__Records contained in a dataset__:

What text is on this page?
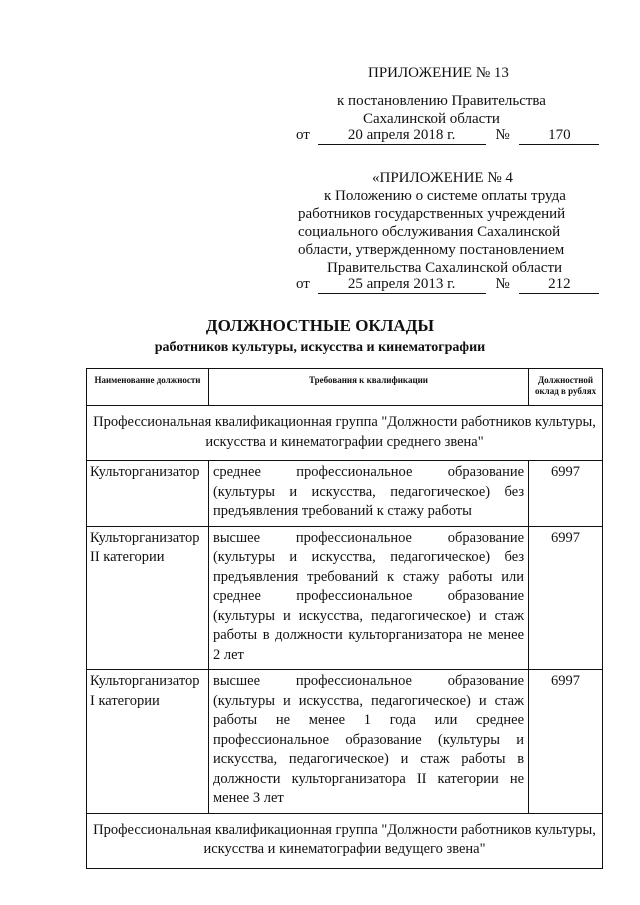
ПРИЛОЖЕНИЕ № 13
к постановлению Правительства
Сахалинской области
от	20 апреля 2018 г.	№	170
«ПРИЛОЖЕНИЕ № 4
к Положению о системе оплаты труда
работников государственных учреждений
социального обслуживания Сахалинской
области, утвержденному постановлением
Правительства Сахалинской области
от	25 апреля 2013 г.	№	212
ДОЛЖНОСТНЫЕ ОКЛАДЫ
работников культуры, искусства и кинематографии
Наименование должности	Требования к квалификации	Должностной оклад в рублях
Профессиональная квалификационная группа "Должности работников культуры, искусства и кинематографии среднего звена"		
Культорганизатор	среднее профессиональное образование (культуры и искусства, педагогическое) без предъявления требований к стажу работы	6997
Культорганизатор II категории	высшее профессиональное образование (культуры и искусства, педагогическое) без предъявления требований к стажу работы или среднее профессиональное образование (культуры и искусства, педагогическое) и стаж работы в должности культорганизатора не менее 2 лет	6997
Культорганизатор I категории	высшее профессиональное образование (культуры и искусства, педагогическое) и стаж работы не менее 1 года или среднее профессиональное образование (культуры и искусства, педагогическое) и стаж работы в должности культорганизатора II категории не менее 3 лет	6997
Профессиональная квалификационная группа "Должности работников культуры, искусства и кинематографии ведущего звена"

__YOUR INSTRUCTIONS__: Read the data above. Pull out each line in which the string "апреля" appears.

__THE SOLUTION__:
от	20 апреля 2018 г.	№	170
от	25 апреля 2013 г.	№	212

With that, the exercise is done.